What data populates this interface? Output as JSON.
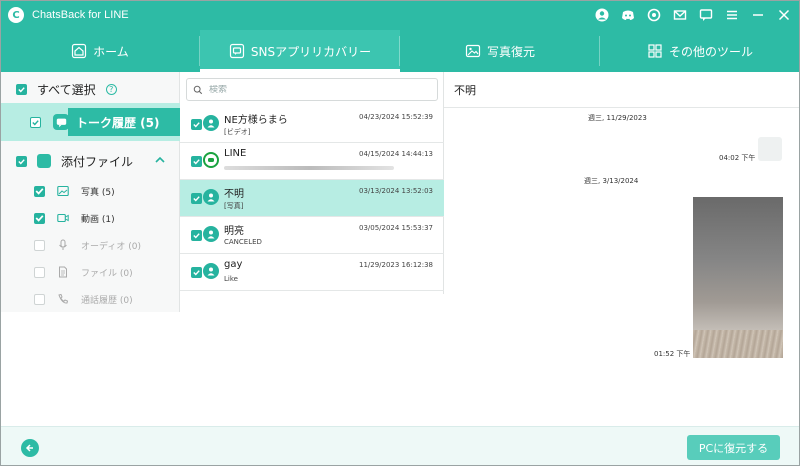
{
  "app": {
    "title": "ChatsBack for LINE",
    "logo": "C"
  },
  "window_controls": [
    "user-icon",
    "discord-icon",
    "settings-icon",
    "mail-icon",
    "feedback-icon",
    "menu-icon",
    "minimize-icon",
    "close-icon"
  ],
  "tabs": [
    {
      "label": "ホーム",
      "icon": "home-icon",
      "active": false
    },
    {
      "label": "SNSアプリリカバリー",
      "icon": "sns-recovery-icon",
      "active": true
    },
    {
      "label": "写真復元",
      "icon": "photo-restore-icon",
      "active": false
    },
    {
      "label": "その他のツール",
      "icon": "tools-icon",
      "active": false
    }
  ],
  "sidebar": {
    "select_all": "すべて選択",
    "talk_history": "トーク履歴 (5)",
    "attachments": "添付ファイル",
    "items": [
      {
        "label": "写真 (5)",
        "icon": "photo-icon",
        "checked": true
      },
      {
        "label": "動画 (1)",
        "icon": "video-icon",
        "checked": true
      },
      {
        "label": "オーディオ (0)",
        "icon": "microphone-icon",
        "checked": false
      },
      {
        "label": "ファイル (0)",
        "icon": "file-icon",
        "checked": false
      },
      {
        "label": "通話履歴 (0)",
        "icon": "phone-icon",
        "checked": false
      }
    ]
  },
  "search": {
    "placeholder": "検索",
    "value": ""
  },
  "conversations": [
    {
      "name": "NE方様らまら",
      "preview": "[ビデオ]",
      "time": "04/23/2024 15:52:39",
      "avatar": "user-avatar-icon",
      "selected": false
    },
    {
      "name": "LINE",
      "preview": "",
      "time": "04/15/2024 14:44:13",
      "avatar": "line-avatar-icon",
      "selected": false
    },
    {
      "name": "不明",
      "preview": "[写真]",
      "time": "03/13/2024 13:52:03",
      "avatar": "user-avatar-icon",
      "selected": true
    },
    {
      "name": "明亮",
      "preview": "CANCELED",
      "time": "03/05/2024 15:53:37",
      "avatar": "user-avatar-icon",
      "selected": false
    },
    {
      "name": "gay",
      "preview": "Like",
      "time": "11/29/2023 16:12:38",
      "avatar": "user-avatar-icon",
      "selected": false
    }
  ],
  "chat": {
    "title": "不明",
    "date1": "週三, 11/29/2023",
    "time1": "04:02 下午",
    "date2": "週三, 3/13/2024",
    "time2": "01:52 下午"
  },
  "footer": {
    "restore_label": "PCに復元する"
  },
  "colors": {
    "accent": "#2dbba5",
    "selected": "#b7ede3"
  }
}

***

_Task brief_
Without the pictures, return the entries exactly as they appear.

_Reply to the exercise_
What data populates this interface? Output as JSON.
{
  "app": {
    "title": "ChatsBack for LINE",
    "logo": "C"
  },
  "window_controls": [
    "user-icon",
    "discord-icon",
    "settings-icon",
    "mail-icon",
    "feedback-icon",
    "menu-icon",
    "minimize-icon",
    "close-icon"
  ],
  "tabs": [
    {
      "label": "ホーム",
      "icon": "home-icon",
      "active": false
    },
    {
      "label": "SNSアプリリカバリー",
      "icon": "sns-recovery-icon",
      "active": true
    },
    {
      "label": "写真復元",
      "icon": "photo-restore-icon",
      "active": false
    },
    {
      "label": "その他のツール",
      "icon": "tools-icon",
      "active": false
    }
  ],
  "sidebar": {
    "select_all": "すべて選択",
    "talk_history": "トーク履歴 (5)",
    "attachments": "添付ファイル",
    "items": [
      {
        "label": "写真 (5)",
        "icon": "photo-icon",
        "checked": true
      },
      {
        "label": "動画 (1)",
        "icon": "video-icon",
        "checked": true
      },
      {
        "label": "オーディオ (0)",
        "icon": "microphone-icon",
        "checked": false
      },
      {
        "label": "ファイル (0)",
        "icon": "file-icon",
        "checked": false
      },
      {
        "label": "通話履歴 (0)",
        "icon": "phone-icon",
        "checked": false
      }
    ]
  },
  "search": {
    "placeholder": "検索",
    "value": ""
  },
  "conversations": [
    {
      "name": "NE方様らまら",
      "preview": "[ビデオ]",
      "time": "04/23/2024 15:52:39",
      "avatar": "user-avatar-icon",
      "selected": false
    },
    {
      "name": "LINE",
      "preview": "",
      "time": "04/15/2024 14:44:13",
      "avatar": "line-avatar-icon",
      "selected": false
    },
    {
      "name": "不明",
      "preview": "[写真]",
      "time": "03/13/2024 13:52:03",
      "avatar": "user-avatar-icon",
      "selected": true
    },
    {
      "name": "明亮",
      "preview": "CANCELED",
      "time": "03/05/2024 15:53:37",
      "avatar": "user-avatar-icon",
      "selected": false
    },
    {
      "name": "gay",
      "preview": "Like",
      "time": "11/29/2023 16:12:38",
      "avatar": "user-avatar-icon",
      "selected": false
    }
  ],
  "chat": {
    "title": "不明",
    "date1": "週三, 11/29/2023",
    "time1": "04:02 下午",
    "date2": "週三, 3/13/2024",
    "time2": "01:52 下午"
  },
  "footer": {
    "restore_label": "PCに復元する"
  },
  "colors": {
    "accent": "#2dbba5",
    "selected": "#b7ede3"
  }
}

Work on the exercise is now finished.